> _REQUEST_: Will you transcribe all the entries word for word, skipping the pictures they hold?

— BEGIN EXTRACTED DATA —

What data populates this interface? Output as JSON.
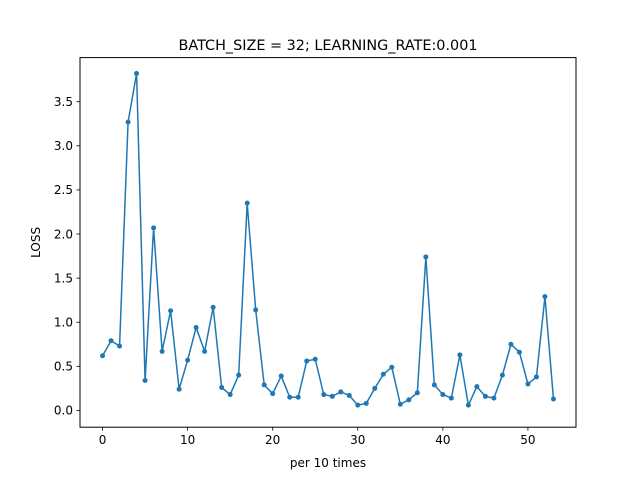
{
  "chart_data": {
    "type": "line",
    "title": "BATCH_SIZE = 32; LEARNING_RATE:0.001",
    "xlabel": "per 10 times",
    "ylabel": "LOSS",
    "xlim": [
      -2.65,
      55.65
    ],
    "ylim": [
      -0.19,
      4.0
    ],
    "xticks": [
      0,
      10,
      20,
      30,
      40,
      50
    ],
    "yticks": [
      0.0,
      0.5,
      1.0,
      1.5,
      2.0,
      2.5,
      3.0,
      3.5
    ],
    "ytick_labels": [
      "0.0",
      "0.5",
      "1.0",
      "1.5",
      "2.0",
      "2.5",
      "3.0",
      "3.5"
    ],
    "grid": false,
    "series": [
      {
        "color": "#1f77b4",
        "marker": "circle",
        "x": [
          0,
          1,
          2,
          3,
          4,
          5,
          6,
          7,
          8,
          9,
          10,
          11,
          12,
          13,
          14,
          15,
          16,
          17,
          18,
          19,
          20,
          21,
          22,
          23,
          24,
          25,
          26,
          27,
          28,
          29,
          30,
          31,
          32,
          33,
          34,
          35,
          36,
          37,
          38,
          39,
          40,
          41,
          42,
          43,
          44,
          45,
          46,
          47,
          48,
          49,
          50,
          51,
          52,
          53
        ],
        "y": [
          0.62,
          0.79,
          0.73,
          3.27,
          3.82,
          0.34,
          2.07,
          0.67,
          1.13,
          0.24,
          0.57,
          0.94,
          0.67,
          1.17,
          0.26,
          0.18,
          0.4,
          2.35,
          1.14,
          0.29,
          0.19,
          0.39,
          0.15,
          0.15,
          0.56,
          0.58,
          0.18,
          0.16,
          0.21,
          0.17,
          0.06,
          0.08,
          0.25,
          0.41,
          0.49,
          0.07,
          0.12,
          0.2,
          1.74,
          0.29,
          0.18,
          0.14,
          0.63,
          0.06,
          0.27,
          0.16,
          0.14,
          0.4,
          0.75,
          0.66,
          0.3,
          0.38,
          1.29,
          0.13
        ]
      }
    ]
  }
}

— END EXTRACTED DATA —

> _OUTPUT OF THE EXERCISE_:
What data populates this interface? Output as JSON.
{
  "chart_data": {
    "type": "line",
    "title": "BATCH_SIZE = 32; LEARNING_RATE:0.001",
    "xlabel": "per 10 times",
    "ylabel": "LOSS",
    "xlim": [
      -2.65,
      55.65
    ],
    "ylim": [
      -0.19,
      4.0
    ],
    "xticks": [
      0,
      10,
      20,
      30,
      40,
      50
    ],
    "yticks": [
      0.0,
      0.5,
      1.0,
      1.5,
      2.0,
      2.5,
      3.0,
      3.5
    ],
    "ytick_labels": [
      "0.0",
      "0.5",
      "1.0",
      "1.5",
      "2.0",
      "2.5",
      "3.0",
      "3.5"
    ],
    "grid": false,
    "series": [
      {
        "color": "#1f77b4",
        "marker": "circle",
        "x": [
          0,
          1,
          2,
          3,
          4,
          5,
          6,
          7,
          8,
          9,
          10,
          11,
          12,
          13,
          14,
          15,
          16,
          17,
          18,
          19,
          20,
          21,
          22,
          23,
          24,
          25,
          26,
          27,
          28,
          29,
          30,
          31,
          32,
          33,
          34,
          35,
          36,
          37,
          38,
          39,
          40,
          41,
          42,
          43,
          44,
          45,
          46,
          47,
          48,
          49,
          50,
          51,
          52,
          53
        ],
        "y": [
          0.62,
          0.79,
          0.73,
          3.27,
          3.82,
          0.34,
          2.07,
          0.67,
          1.13,
          0.24,
          0.57,
          0.94,
          0.67,
          1.17,
          0.26,
          0.18,
          0.4,
          2.35,
          1.14,
          0.29,
          0.19,
          0.39,
          0.15,
          0.15,
          0.56,
          0.58,
          0.18,
          0.16,
          0.21,
          0.17,
          0.06,
          0.08,
          0.25,
          0.41,
          0.49,
          0.07,
          0.12,
          0.2,
          1.74,
          0.29,
          0.18,
          0.14,
          0.63,
          0.06,
          0.27,
          0.16,
          0.14,
          0.4,
          0.75,
          0.66,
          0.3,
          0.38,
          1.29,
          0.13
        ]
      }
    ]
  }
}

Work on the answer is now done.